> [Material for this task]:
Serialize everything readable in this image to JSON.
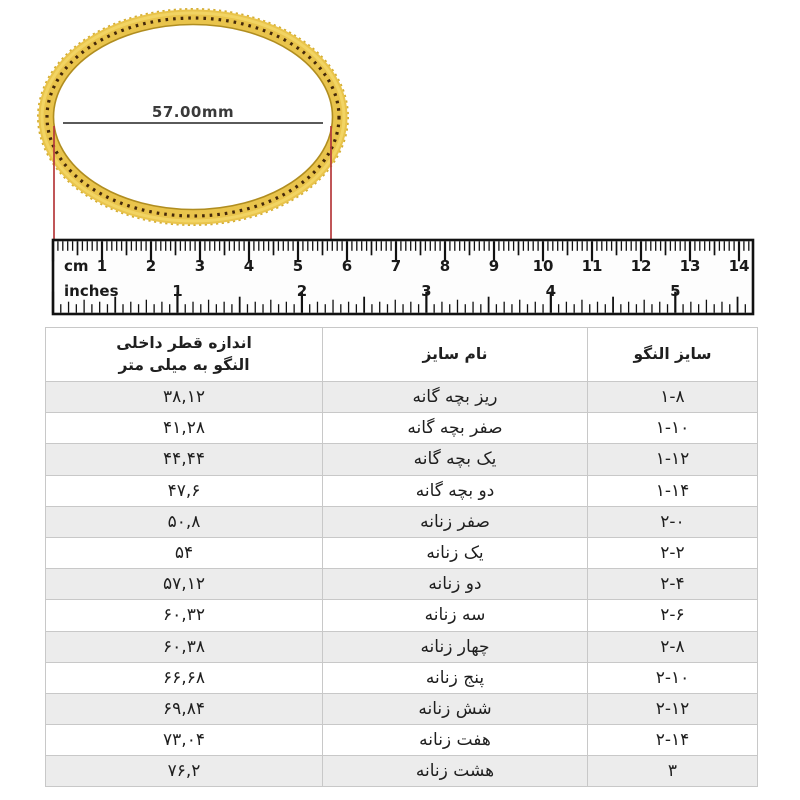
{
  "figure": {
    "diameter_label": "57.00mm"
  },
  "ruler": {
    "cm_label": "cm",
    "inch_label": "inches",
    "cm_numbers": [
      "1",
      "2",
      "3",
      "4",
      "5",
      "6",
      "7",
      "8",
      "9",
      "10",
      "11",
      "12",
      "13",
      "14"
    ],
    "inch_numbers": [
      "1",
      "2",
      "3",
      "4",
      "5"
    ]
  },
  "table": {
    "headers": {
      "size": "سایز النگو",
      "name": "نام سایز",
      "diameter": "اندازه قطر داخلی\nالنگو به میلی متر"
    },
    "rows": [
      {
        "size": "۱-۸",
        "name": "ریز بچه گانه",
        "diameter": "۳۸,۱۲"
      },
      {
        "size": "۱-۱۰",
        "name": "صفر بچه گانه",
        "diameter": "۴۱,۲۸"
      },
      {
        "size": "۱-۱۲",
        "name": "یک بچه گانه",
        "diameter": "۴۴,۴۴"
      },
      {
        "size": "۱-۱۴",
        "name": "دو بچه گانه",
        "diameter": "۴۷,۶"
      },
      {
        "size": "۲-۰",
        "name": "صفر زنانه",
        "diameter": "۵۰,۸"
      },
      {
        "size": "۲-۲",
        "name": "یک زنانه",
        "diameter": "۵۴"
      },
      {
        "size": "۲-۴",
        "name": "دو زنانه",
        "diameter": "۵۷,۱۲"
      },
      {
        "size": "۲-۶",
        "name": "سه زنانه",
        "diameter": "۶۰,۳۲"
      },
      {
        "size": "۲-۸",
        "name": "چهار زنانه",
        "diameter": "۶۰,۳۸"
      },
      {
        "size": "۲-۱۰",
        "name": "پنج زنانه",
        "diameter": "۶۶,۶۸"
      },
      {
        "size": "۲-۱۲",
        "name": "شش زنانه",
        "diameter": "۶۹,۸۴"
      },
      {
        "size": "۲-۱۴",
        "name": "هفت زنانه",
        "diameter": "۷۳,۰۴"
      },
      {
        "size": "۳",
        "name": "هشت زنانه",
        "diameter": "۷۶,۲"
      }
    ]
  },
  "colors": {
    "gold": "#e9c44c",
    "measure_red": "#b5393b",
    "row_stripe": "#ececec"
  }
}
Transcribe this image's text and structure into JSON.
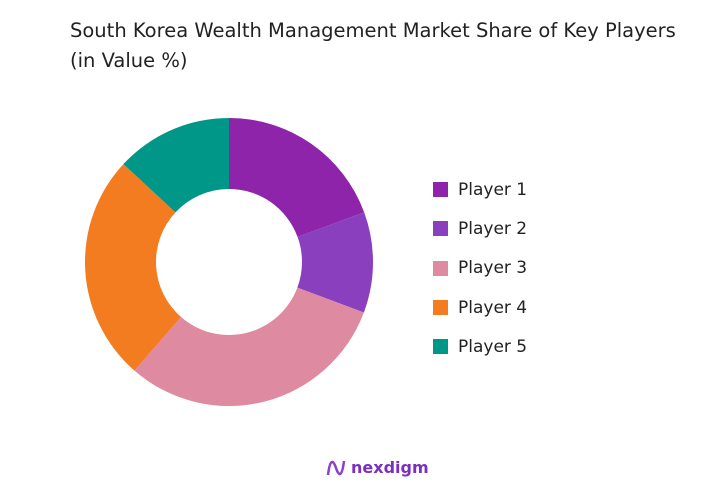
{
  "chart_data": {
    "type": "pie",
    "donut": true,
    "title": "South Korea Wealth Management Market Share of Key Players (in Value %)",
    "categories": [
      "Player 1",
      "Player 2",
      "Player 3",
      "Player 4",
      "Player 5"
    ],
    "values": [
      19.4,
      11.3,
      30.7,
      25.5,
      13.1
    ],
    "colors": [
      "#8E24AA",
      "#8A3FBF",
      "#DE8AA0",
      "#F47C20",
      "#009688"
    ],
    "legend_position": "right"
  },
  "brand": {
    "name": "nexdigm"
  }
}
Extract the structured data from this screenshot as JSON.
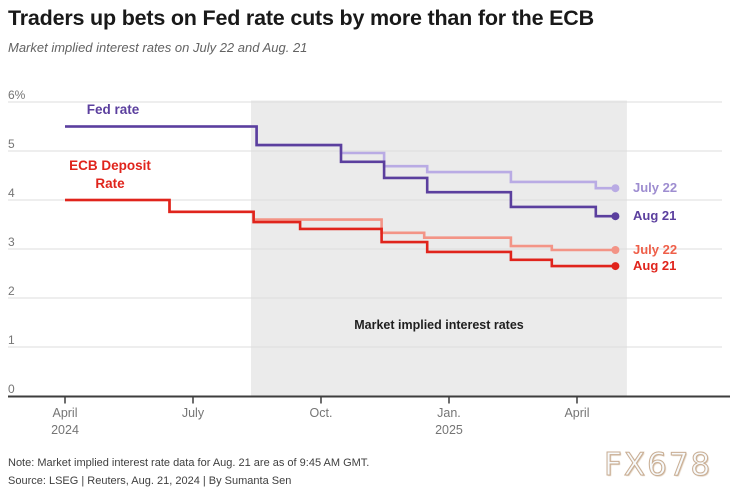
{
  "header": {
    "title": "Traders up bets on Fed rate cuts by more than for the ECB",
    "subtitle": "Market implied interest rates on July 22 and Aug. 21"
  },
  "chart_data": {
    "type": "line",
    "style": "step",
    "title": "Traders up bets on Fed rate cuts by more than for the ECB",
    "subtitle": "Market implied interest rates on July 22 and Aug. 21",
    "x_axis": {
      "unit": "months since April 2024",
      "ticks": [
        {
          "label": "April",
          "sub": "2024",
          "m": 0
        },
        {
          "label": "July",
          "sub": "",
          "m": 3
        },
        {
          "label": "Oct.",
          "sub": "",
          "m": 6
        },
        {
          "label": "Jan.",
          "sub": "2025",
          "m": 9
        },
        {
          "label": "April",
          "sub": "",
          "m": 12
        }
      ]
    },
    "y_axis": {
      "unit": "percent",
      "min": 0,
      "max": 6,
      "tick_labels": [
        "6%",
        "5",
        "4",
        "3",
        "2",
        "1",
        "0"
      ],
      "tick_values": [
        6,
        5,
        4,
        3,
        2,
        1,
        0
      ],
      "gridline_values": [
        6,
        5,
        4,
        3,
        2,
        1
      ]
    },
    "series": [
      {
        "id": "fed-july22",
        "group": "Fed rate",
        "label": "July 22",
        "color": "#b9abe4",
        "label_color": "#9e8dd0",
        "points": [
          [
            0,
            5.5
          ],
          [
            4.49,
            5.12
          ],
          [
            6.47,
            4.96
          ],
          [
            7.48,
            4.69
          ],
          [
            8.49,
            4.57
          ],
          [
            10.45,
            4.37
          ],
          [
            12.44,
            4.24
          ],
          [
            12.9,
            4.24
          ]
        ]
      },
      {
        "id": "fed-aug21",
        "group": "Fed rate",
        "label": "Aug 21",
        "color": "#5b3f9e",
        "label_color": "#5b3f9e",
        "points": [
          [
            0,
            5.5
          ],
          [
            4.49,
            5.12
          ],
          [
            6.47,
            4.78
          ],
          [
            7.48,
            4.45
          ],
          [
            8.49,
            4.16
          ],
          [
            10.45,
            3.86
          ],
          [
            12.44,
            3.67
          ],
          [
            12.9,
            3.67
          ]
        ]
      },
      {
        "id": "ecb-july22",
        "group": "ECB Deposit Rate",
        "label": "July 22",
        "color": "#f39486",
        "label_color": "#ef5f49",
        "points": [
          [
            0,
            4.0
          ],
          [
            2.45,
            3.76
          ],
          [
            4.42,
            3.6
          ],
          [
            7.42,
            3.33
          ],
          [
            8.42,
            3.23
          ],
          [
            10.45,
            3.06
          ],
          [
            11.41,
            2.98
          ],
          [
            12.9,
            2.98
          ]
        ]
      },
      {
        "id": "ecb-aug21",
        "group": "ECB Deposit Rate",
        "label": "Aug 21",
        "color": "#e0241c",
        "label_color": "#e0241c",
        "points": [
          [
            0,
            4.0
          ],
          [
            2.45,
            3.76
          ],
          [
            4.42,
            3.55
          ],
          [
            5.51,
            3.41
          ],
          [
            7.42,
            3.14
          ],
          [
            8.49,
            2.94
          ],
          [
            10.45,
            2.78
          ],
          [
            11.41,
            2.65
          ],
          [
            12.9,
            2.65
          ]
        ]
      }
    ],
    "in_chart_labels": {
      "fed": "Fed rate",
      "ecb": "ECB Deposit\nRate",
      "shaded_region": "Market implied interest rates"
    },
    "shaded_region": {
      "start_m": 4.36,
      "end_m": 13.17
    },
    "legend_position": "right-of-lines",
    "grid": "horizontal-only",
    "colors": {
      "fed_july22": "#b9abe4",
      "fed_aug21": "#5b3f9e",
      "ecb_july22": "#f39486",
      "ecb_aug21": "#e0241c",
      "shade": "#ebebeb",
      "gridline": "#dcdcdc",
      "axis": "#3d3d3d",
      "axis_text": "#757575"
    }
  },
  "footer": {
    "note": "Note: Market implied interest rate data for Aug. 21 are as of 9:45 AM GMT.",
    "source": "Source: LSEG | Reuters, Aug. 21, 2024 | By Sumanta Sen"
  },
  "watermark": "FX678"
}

> [Short exercise]: Pictures are to be left out; all else in the entries above is to be quoted exactly.

> [Exercise answer]:
Serialize everything readable in this image to JSON.
{
  "figure": {
    "diameter_label": "57.00mm"
  },
  "ruler": {
    "cm_label": "cm",
    "inch_label": "inches",
    "cm_numbers": [
      "1",
      "2",
      "3",
      "4",
      "5",
      "6",
      "7",
      "8",
      "9",
      "10",
      "11",
      "12",
      "13",
      "14"
    ],
    "inch_numbers": [
      "1",
      "2",
      "3",
      "4",
      "5"
    ]
  },
  "table": {
    "headers": {
      "size": "سایز النگو",
      "name": "نام سایز",
      "diameter": "اندازه قطر داخلی\nالنگو به میلی متر"
    },
    "rows": [
      {
        "size": "۱-۸",
        "name": "ریز بچه گانه",
        "diameter": "۳۸,۱۲"
      },
      {
        "size": "۱-۱۰",
        "name": "صفر بچه گانه",
        "diameter": "۴۱,۲۸"
      },
      {
        "size": "۱-۱۲",
        "name": "یک بچه گانه",
        "diameter": "۴۴,۴۴"
      },
      {
        "size": "۱-۱۴",
        "name": "دو بچه گانه",
        "diameter": "۴۷,۶"
      },
      {
        "size": "۲-۰",
        "name": "صفر زنانه",
        "diameter": "۵۰,۸"
      },
      {
        "size": "۲-۲",
        "name": "یک زنانه",
        "diameter": "۵۴"
      },
      {
        "size": "۲-۴",
        "name": "دو زنانه",
        "diameter": "۵۷,۱۲"
      },
      {
        "size": "۲-۶",
        "name": "سه زنانه",
        "diameter": "۶۰,۳۲"
      },
      {
        "size": "۲-۸",
        "name": "چهار زنانه",
        "diameter": "۶۰,۳۸"
      },
      {
        "size": "۲-۱۰",
        "name": "پنج زنانه",
        "diameter": "۶۶,۶۸"
      },
      {
        "size": "۲-۱۲",
        "name": "شش زنانه",
        "diameter": "۶۹,۸۴"
      },
      {
        "size": "۲-۱۴",
        "name": "هفت زنانه",
        "diameter": "۷۳,۰۴"
      },
      {
        "size": "۳",
        "name": "هشت زنانه",
        "diameter": "۷۶,۲"
      }
    ]
  },
  "colors": {
    "gold": "#e9c44c",
    "measure_red": "#b5393b",
    "row_stripe": "#ececec"
  }
}
Transcribe this image's text and structure into JSON.
{
  "chart_data": {
    "type": "pie",
    "donut": true,
    "title": "South Korea Wealth Management Market Share of Key Players (in Value %)",
    "categories": [
      "Player 1",
      "Player 2",
      "Player 3",
      "Player 4",
      "Player 5"
    ],
    "values": [
      19.4,
      11.3,
      30.7,
      25.5,
      13.1
    ],
    "colors": [
      "#8E24AA",
      "#8A3FBF",
      "#DE8AA0",
      "#F47C20",
      "#009688"
    ],
    "legend_position": "right"
  },
  "brand": {
    "name": "nexdigm"
  }
}
Extract the structured data from this screenshot as JSON.
{
  "header": {
    "title": "Traders up bets on Fed rate cuts by more than for the ECB",
    "subtitle": "Market implied interest rates on July 22 and Aug. 21"
  },
  "chart_data": {
    "type": "line",
    "style": "step",
    "title": "Traders up bets on Fed rate cuts by more than for the ECB",
    "subtitle": "Market implied interest rates on July 22 and Aug. 21",
    "x_axis": {
      "unit": "months since April 2024",
      "ticks": [
        {
          "label": "April",
          "sub": "2024",
          "m": 0
        },
        {
          "label": "July",
          "sub": "",
          "m": 3
        },
        {
          "label": "Oct.",
          "sub": "",
          "m": 6
        },
        {
          "label": "Jan.",
          "sub": "2025",
          "m": 9
        },
        {
          "label": "April",
          "sub": "",
          "m": 12
        }
      ]
    },
    "y_axis": {
      "unit": "percent",
      "min": 0,
      "max": 6,
      "tick_labels": [
        "6%",
        "5",
        "4",
        "3",
        "2",
        "1",
        "0"
      ],
      "tick_values": [
        6,
        5,
        4,
        3,
        2,
        1,
        0
      ],
      "gridline_values": [
        6,
        5,
        4,
        3,
        2,
        1
      ]
    },
    "series": [
      {
        "id": "fed-july22",
        "group": "Fed rate",
        "label": "July 22",
        "color": "#b9abe4",
        "label_color": "#9e8dd0",
        "points": [
          [
            0,
            5.5
          ],
          [
            4.49,
            5.12
          ],
          [
            6.47,
            4.96
          ],
          [
            7.48,
            4.69
          ],
          [
            8.49,
            4.57
          ],
          [
            10.45,
            4.37
          ],
          [
            12.44,
            4.24
          ],
          [
            12.9,
            4.24
          ]
        ]
      },
      {
        "id": "fed-aug21",
        "group": "Fed rate",
        "label": "Aug 21",
        "color": "#5b3f9e",
        "label_color": "#5b3f9e",
        "points": [
          [
            0,
            5.5
          ],
          [
            4.49,
            5.12
          ],
          [
            6.47,
            4.78
          ],
          [
            7.48,
            4.45
          ],
          [
            8.49,
            4.16
          ],
          [
            10.45,
            3.86
          ],
          [
            12.44,
            3.67
          ],
          [
            12.9,
            3.67
          ]
        ]
      },
      {
        "id": "ecb-july22",
        "group": "ECB Deposit Rate",
        "label": "July 22",
        "color": "#f39486",
        "label_color": "#ef5f49",
        "points": [
          [
            0,
            4.0
          ],
          [
            2.45,
            3.76
          ],
          [
            4.42,
            3.6
          ],
          [
            7.42,
            3.33
          ],
          [
            8.42,
            3.23
          ],
          [
            10.45,
            3.06
          ],
          [
            11.41,
            2.98
          ],
          [
            12.9,
            2.98
          ]
        ]
      },
      {
        "id": "ecb-aug21",
        "group": "ECB Deposit Rate",
        "label": "Aug 21",
        "color": "#e0241c",
        "label_color": "#e0241c",
        "points": [
          [
            0,
            4.0
          ],
          [
            2.45,
            3.76
          ],
          [
            4.42,
            3.55
          ],
          [
            5.51,
            3.41
          ],
          [
            7.42,
            3.14
          ],
          [
            8.49,
            2.94
          ],
          [
            10.45,
            2.78
          ],
          [
            11.41,
            2.65
          ],
          [
            12.9,
            2.65
          ]
        ]
      }
    ],
    "in_chart_labels": {
      "fed": "Fed rate",
      "ecb": "ECB Deposit\nRate",
      "shaded_region": "Market implied interest rates"
    },
    "shaded_region": {
      "start_m": 4.36,
      "end_m": 13.17
    },
    "legend_position": "right-of-lines",
    "grid": "horizontal-only",
    "colors": {
      "fed_july22": "#b9abe4",
      "fed_aug21": "#5b3f9e",
      "ecb_july22": "#f39486",
      "ecb_aug21": "#e0241c",
      "shade": "#ebebeb",
      "gridline": "#dcdcdc",
      "axis": "#3d3d3d",
      "axis_text": "#757575"
    }
  },
  "footer": {
    "note": "Note: Market implied interest rate data for Aug. 21 are as of 9:45 AM GMT.",
    "source": "Source: LSEG | Reuters, Aug. 21, 2024 | By Sumanta Sen"
  },
  "watermark": "FX678"
}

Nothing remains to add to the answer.